Exercise:
Pictures do not belong in your copy. Repeat all the other data exactly.

Task input:
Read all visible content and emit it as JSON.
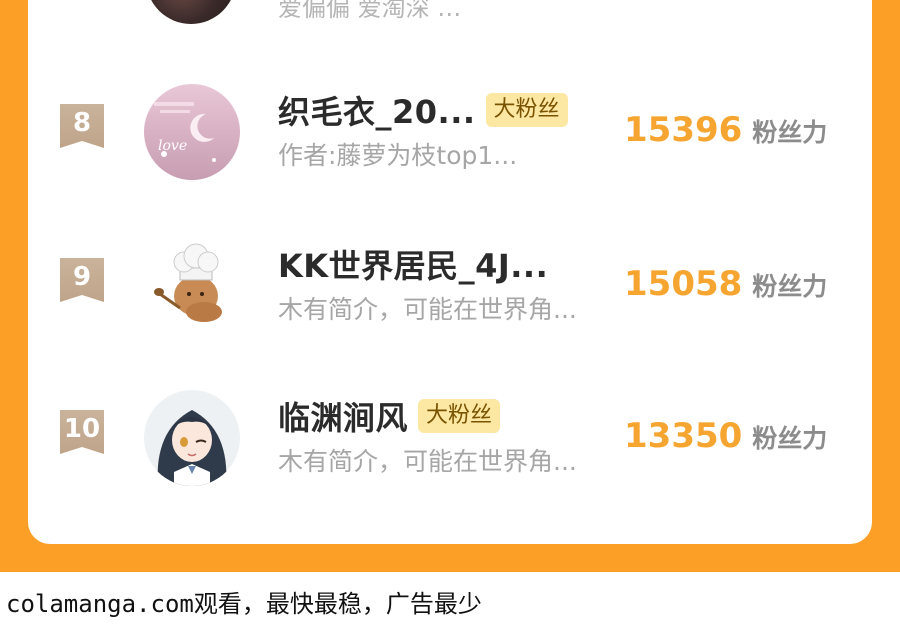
{
  "prev_row": {
    "desc": "爱偏偏 爱淘深 …"
  },
  "rows": [
    {
      "rank": "8",
      "name": "织毛衣_20...",
      "tag": "大粉丝",
      "desc": "作者:藤萝为枝top1...",
      "score": "15396",
      "unit": "粉丝力",
      "avatar_text": "love"
    },
    {
      "rank": "9",
      "name": "KK世界居民_4J...",
      "tag": "",
      "desc": "木有简介，可能在世界角...",
      "score": "15058",
      "unit": "粉丝力"
    },
    {
      "rank": "10",
      "name": "临渊涧风",
      "tag": "大粉丝",
      "desc": "木有简介，可能在世界角...",
      "score": "13350",
      "unit": "粉丝力"
    }
  ],
  "footer": {
    "text": "colamanga.com观看，最快最稳，广告最少"
  },
  "colors": {
    "frame": "#fb9f27",
    "score": "#f6a530",
    "badge": "#c4ab92",
    "tag_bg": "#fde8a3"
  }
}
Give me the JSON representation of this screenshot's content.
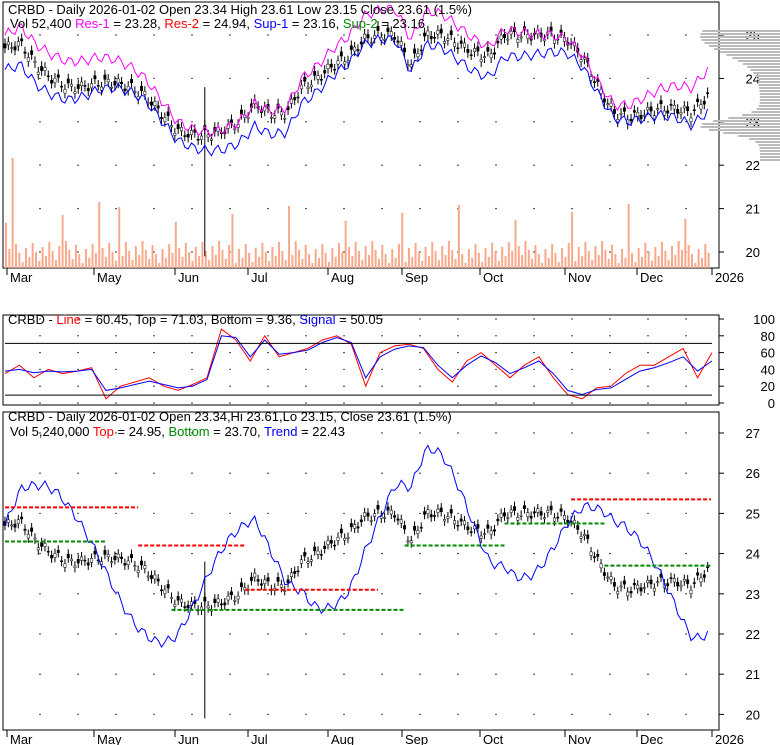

Solution:
Read all visible content and emit it as JSON.
{
  "prev_row": {
    "desc": "爱偏偏 爱淘深 …"
  },
  "rows": [
    {
      "rank": "8",
      "name": "织毛衣_20...",
      "tag": "大粉丝",
      "desc": "作者:藤萝为枝top1...",
      "score": "15396",
      "unit": "粉丝力",
      "avatar_text": "love"
    },
    {
      "rank": "9",
      "name": "KK世界居民_4J...",
      "tag": "",
      "desc": "木有简介，可能在世界角...",
      "score": "15058",
      "unit": "粉丝力"
    },
    {
      "rank": "10",
      "name": "临渊涧风",
      "tag": "大粉丝",
      "desc": "木有简介，可能在世界角...",
      "score": "13350",
      "unit": "粉丝力"
    }
  ],
  "footer": {
    "text": "colamanga.com观看，最快最稳，广告最少"
  },
  "colors": {
    "frame": "#fb9f27",
    "score": "#f6a530",
    "badge": "#c4ab92",
    "tag_bg": "#fde8a3"
  }
}
Give me the JSON representation of this screenshot's content.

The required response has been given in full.